> _SET TASK_:
Continue the forum thread about hauling insulation in a vehicle, starting right after its last line.

> _QUOTED PASSAGE_:
* BEGIN *

# How much insulation can I fit in my vehicle at once?



## jlhaslip (Dec 31, 2009)

I'm thinking 2 trips unless you lay the bales down on the trailer, stack them really high and tie them down well.


----------



## vacatari (Oct 15, 2010)

Will you be in the vehicle as well? Why are you insulating your vehicle?


----------



## firehawkmph (Dec 12, 2009)

Will,
Why don't you just have it delivered? Isn't your time and aggravation worth a lot more than about $35?
Mike Hawkins


----------



## MJW (Feb 7, 2006)

Suburbanites, haha. It's hilarious.

You'll get it done. Don't worry. The store employees are used to those situations.


----------



## Ron6519 (Mar 28, 2007)

If this is a big box store, ou can rent one of their trucks for less then $30.00 for an hour. And no insulation for the tykes to breathe in. Those bags will leak fiberglass.
Ron


----------



## WillK (Aug 29, 2010)

* END *

> _SUPPLIED INFORMATION_:

* BEGIN *

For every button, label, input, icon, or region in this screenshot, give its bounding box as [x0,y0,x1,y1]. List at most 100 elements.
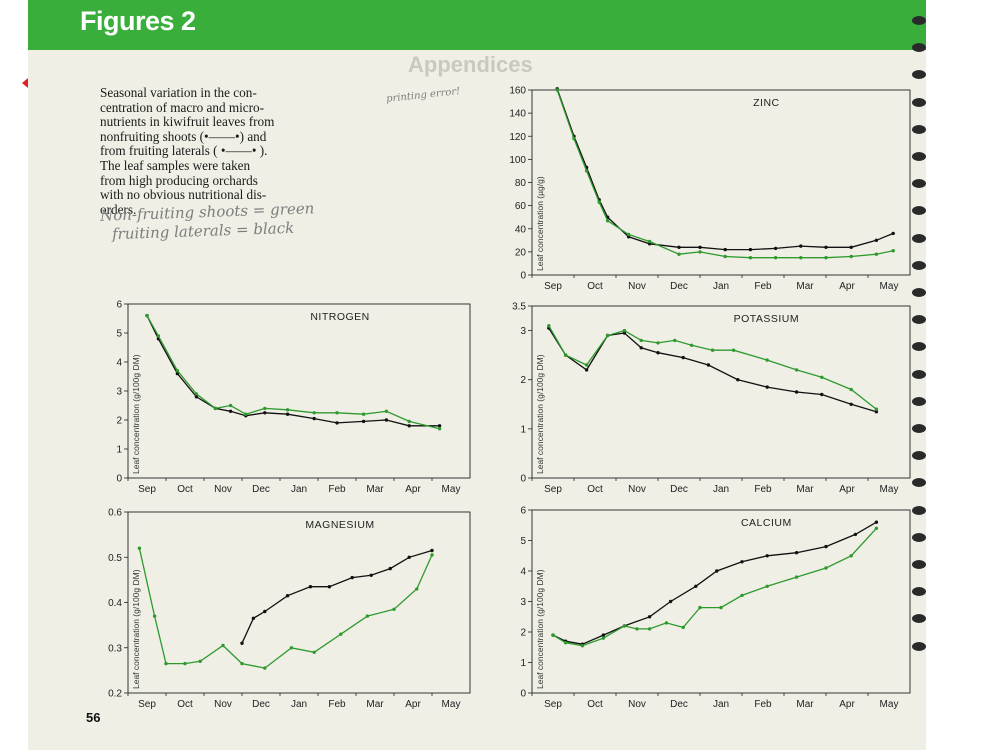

* END *

> _RESULT OF THIS EXERCISE_:
Well, actually the open truck they have at Lowes wouldn't have much more capacity than my trailer.. HD has the enclosed van which would carry all of it in one trip, but nowhere to put the kids. Delivery is it's own problems, aside from the $50 they charge which I can put to use on other materials, I would have a hard time scheduling being there... Which in this season means materials might be left out in the rain. It's a 2 mile trip, and the kids picked out Christmas decorations so they were happy.

It probably would've been 1 trip if I tied it down, I did it in 2 trips because each trip was a full cart. I probably had half the trailer empty on the second trip.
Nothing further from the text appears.